● **Exercise details**: Gather up the lines that contain "icon".

(Extracted data entries)

________________________________________

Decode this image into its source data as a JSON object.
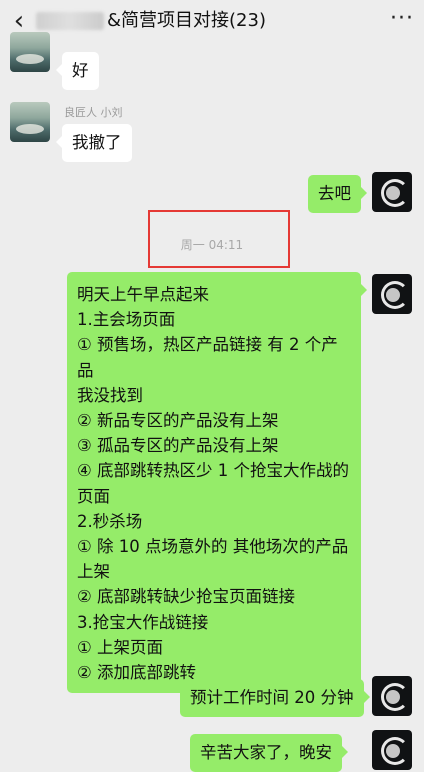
{
  "header": {
    "back_icon": "chevron-left-icon",
    "title_suffix": "&简营项目对接(23)",
    "more_icon": "more-dots-icon"
  },
  "messages": [
    {
      "side": "in",
      "sender": "",
      "text": "好"
    },
    {
      "side": "in",
      "sender": "良匠人 小刘",
      "text": "我撤了"
    },
    {
      "side": "out",
      "text": "去吧"
    },
    {
      "side": "time",
      "text": "周一 04:11"
    },
    {
      "side": "out",
      "lines": [
        "明天上午早点起来",
        "1.主会场页面",
        "① 预售场，热区产品链接 有 2 个产品",
        "我没找到",
        "② 新品专区的产品没有上架",
        "③ 孤品专区的产品没有上架",
        "④ 底部跳转热区少 1 个抢宝大作战的",
        "页面",
        "2.秒杀场",
        "① 除 10 点场意外的 其他场次的产品",
        "上架",
        "② 底部跳转缺少抢宝页面链接",
        "3.抢宝大作战链接",
        "① 上架页面",
        "② 添加底部跳转"
      ]
    },
    {
      "side": "out",
      "text": "预计工作时间 20 分钟"
    },
    {
      "side": "out",
      "text": "辛苦大家了，晚安"
    }
  ]
}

________________________________________

● **Result**:
    "back_icon": "chevron-left-icon",
    "more_icon": "more-dots-icon"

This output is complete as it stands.